> [Problem requirements] Collect every line of the records below that contains the word "future".

■ ■ ■

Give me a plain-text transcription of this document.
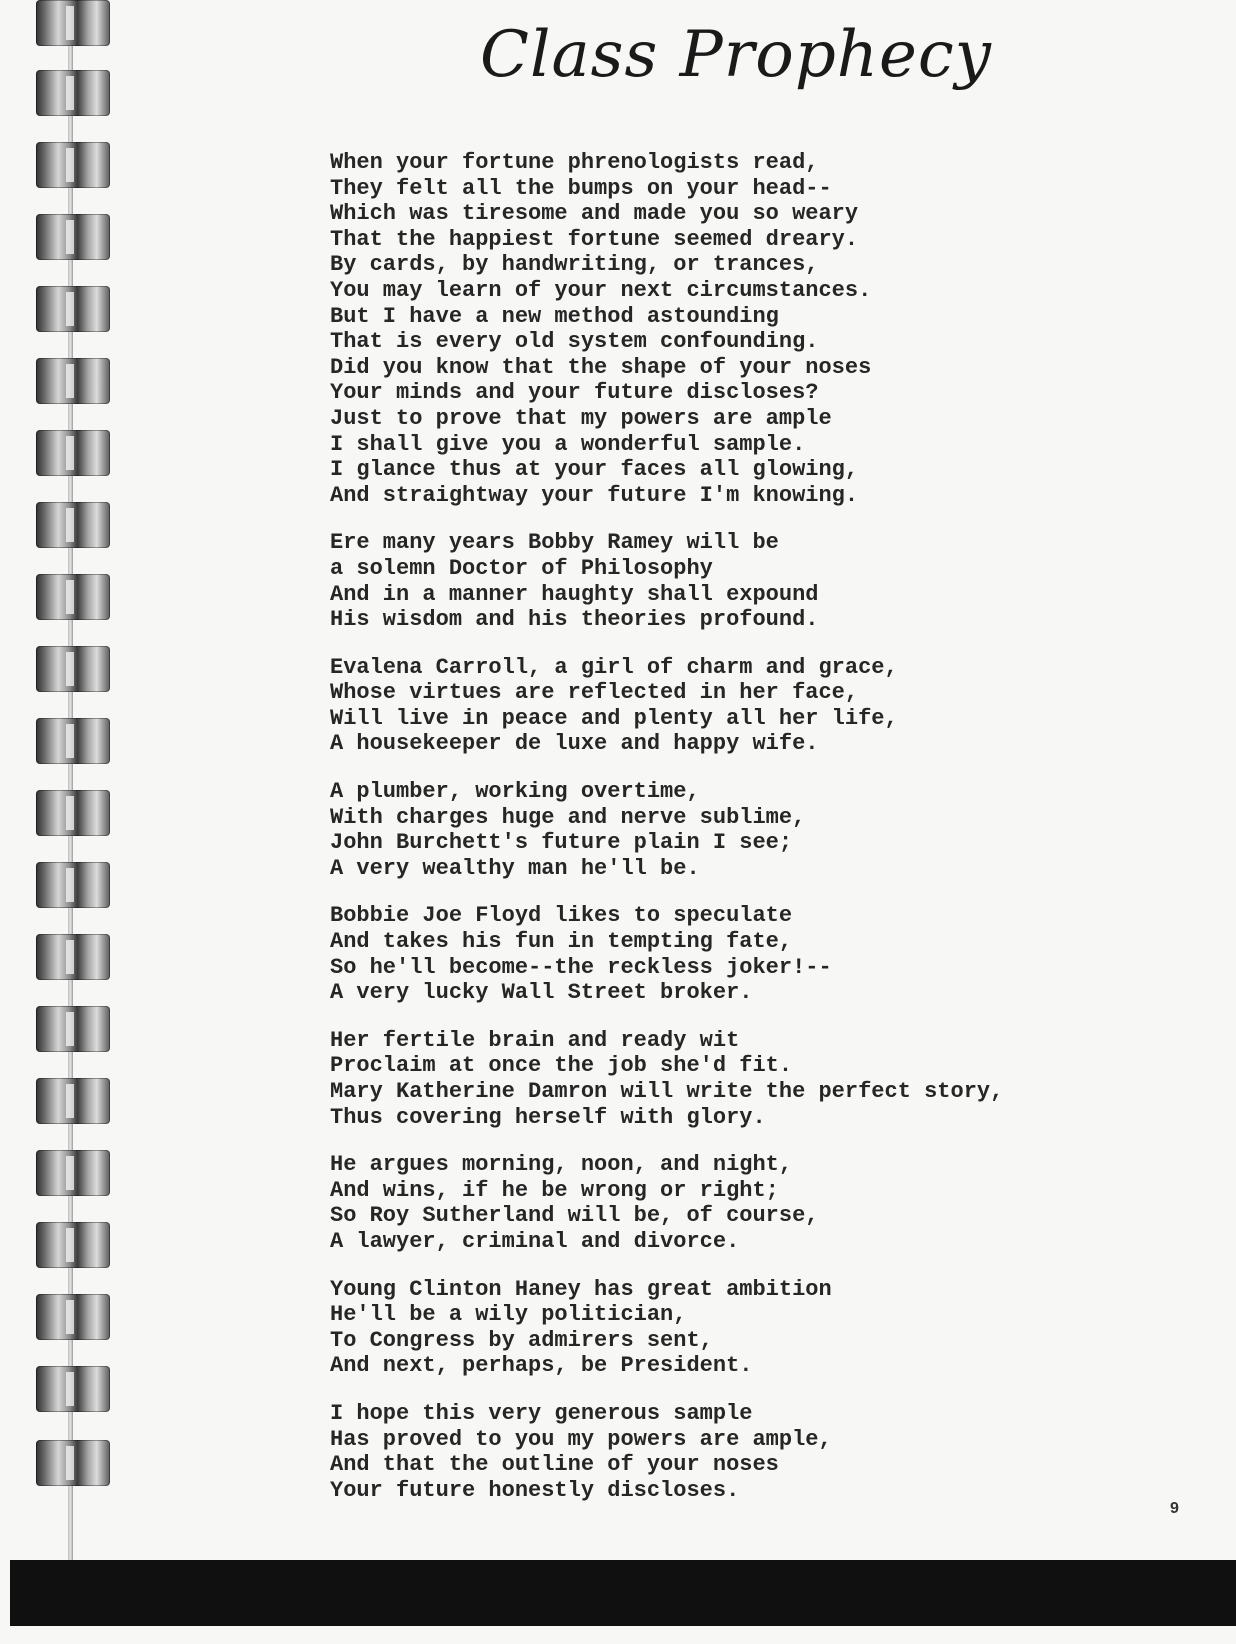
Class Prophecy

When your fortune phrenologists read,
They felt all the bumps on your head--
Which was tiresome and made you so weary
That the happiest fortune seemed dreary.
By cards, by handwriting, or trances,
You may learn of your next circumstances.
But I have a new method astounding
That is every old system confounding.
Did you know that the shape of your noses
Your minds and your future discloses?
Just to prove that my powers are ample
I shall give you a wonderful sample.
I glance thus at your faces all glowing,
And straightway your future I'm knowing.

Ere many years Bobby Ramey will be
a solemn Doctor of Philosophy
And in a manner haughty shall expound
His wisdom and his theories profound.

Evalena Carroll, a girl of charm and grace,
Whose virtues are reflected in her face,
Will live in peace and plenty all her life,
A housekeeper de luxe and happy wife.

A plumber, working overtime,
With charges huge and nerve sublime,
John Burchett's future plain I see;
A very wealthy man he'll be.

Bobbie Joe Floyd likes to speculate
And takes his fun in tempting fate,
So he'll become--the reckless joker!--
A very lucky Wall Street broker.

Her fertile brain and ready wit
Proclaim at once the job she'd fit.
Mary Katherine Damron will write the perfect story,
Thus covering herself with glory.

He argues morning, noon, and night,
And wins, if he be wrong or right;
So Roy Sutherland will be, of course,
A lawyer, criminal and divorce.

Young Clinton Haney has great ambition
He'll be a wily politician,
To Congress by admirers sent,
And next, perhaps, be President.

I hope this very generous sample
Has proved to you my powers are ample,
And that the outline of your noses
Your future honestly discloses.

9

■ ■ ■

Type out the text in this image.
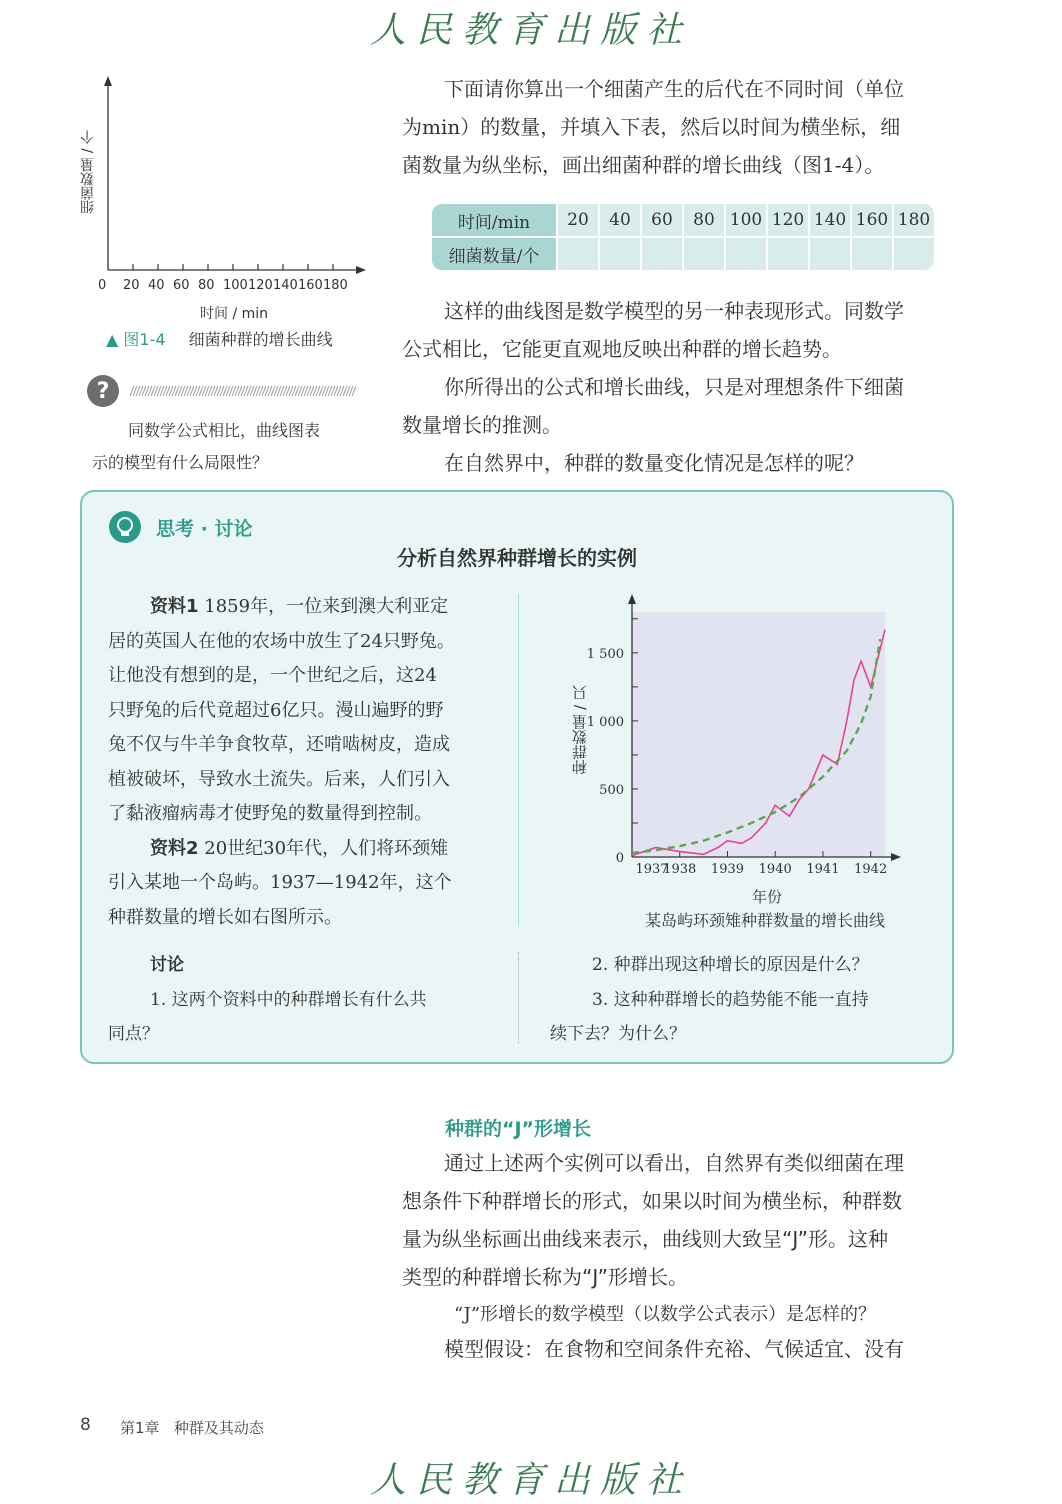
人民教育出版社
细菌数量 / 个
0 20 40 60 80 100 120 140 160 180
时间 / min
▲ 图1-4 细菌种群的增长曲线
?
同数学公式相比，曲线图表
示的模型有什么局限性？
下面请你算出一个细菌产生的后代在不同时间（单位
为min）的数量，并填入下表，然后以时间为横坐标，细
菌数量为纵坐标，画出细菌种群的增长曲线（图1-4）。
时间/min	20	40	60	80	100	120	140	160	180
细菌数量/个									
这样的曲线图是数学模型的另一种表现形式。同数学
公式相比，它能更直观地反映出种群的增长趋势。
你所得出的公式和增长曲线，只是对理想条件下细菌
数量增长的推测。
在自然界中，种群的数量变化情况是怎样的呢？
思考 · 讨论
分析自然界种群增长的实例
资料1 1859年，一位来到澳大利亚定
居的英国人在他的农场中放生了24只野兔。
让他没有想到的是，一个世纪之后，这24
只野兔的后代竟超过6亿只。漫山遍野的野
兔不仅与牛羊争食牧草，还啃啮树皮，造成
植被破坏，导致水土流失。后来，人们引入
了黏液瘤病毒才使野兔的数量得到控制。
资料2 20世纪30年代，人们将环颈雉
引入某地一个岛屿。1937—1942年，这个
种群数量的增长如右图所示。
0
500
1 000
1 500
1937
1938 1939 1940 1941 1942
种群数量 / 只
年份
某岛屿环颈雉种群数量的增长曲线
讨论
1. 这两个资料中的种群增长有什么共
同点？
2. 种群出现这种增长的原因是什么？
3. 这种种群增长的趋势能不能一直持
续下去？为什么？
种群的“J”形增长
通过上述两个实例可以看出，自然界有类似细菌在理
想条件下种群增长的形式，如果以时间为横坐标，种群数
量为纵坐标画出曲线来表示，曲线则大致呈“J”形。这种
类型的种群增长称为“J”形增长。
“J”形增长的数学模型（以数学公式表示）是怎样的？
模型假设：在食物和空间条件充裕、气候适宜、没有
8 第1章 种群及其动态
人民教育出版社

■ ■ ■

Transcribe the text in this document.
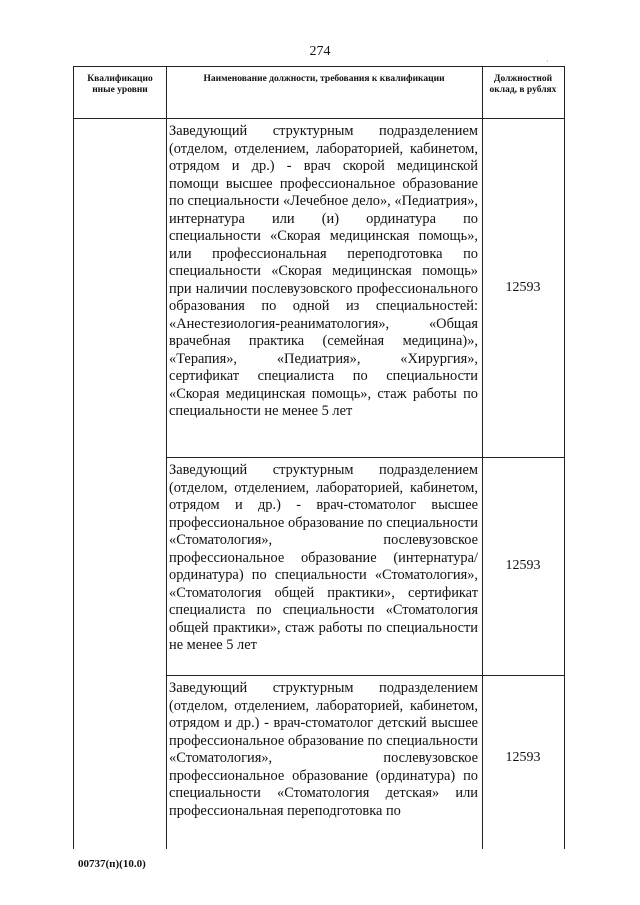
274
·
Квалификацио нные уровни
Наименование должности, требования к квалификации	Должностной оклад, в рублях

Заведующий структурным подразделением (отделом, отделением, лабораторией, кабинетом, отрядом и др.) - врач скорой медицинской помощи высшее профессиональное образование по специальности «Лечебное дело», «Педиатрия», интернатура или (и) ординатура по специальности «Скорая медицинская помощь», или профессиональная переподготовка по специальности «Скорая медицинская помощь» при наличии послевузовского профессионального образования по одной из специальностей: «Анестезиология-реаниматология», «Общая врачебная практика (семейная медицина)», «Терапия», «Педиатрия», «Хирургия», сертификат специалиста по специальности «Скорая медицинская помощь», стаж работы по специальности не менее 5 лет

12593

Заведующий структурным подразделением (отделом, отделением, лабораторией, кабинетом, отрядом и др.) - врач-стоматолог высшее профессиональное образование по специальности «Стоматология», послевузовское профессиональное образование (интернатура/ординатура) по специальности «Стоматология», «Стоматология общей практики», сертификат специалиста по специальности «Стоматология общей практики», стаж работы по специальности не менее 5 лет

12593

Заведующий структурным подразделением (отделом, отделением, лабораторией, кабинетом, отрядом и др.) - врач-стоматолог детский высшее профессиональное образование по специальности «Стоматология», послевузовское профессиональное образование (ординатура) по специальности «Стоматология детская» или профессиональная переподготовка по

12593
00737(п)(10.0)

■ ■ ■

> [Output for this task]
Your minds and your future discloses?
And straightway your future I'm knowing.
John Burchett's future plain I see;
Your future honestly discloses.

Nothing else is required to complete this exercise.